Write out the material exactly, leaving every picture behind.

++++ Excerpted records

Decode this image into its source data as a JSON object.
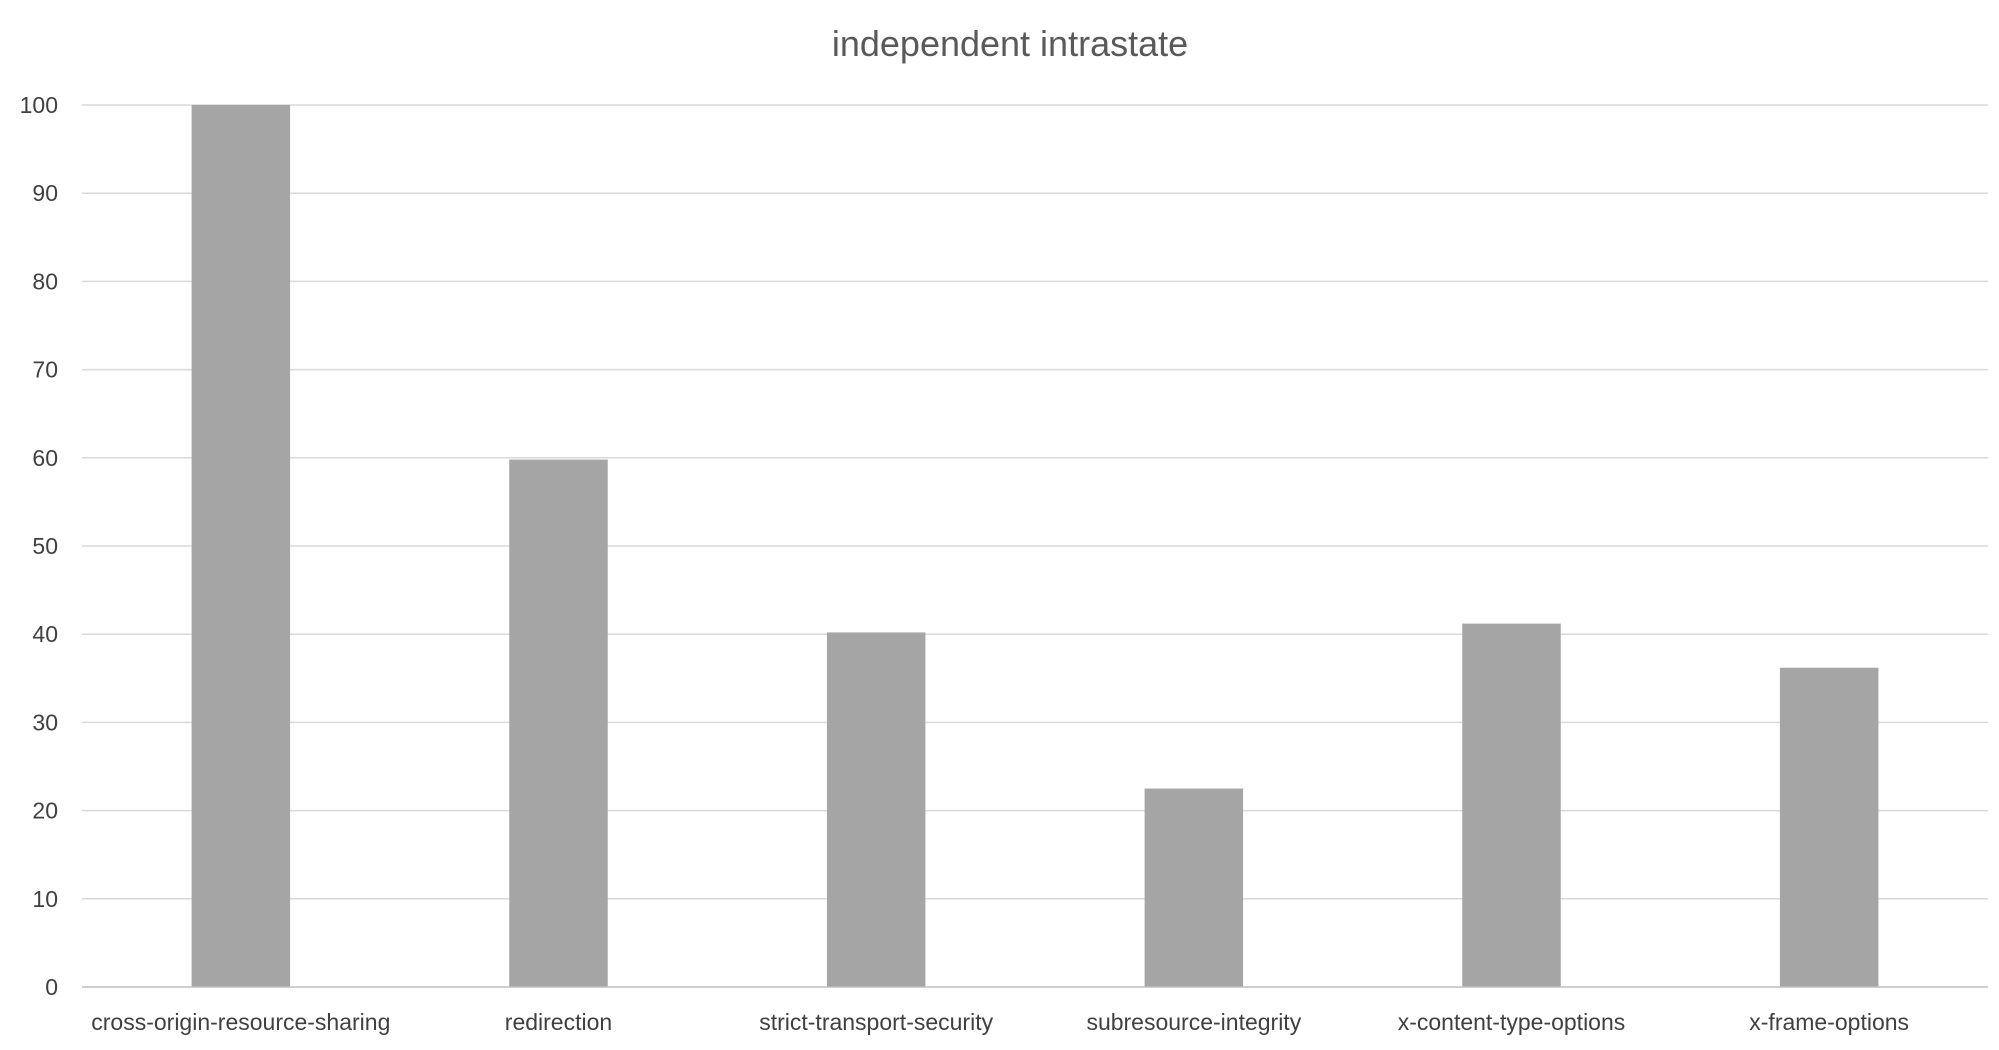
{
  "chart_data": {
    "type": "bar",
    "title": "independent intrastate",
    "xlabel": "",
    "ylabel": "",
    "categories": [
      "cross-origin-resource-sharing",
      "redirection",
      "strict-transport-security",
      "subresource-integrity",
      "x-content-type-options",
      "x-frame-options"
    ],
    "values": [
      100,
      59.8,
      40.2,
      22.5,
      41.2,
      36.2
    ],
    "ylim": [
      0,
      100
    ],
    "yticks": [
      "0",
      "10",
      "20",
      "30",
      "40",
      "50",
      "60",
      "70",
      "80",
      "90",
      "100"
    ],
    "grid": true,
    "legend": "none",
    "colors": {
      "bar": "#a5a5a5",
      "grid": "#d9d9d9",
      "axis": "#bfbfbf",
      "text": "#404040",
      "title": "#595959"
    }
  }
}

++++++++

Task answer -
Decode this image into its source data as a JSON object.
{
  "chart_data": {
    "type": "bar",
    "title": "independent intrastate",
    "xlabel": "",
    "ylabel": "",
    "categories": [
      "cross-origin-resource-sharing",
      "redirection",
      "strict-transport-security",
      "subresource-integrity",
      "x-content-type-options",
      "x-frame-options"
    ],
    "values": [
      100,
      59.8,
      40.2,
      22.5,
      41.2,
      36.2
    ],
    "ylim": [
      0,
      100
    ],
    "yticks": [
      "0",
      "10",
      "20",
      "30",
      "40",
      "50",
      "60",
      "70",
      "80",
      "90",
      "100"
    ],
    "grid": true,
    "legend": "none",
    "colors": {
      "bar": "#a5a5a5",
      "grid": "#d9d9d9",
      "axis": "#bfbfbf",
      "text": "#404040",
      "title": "#595959"
    }
  }
}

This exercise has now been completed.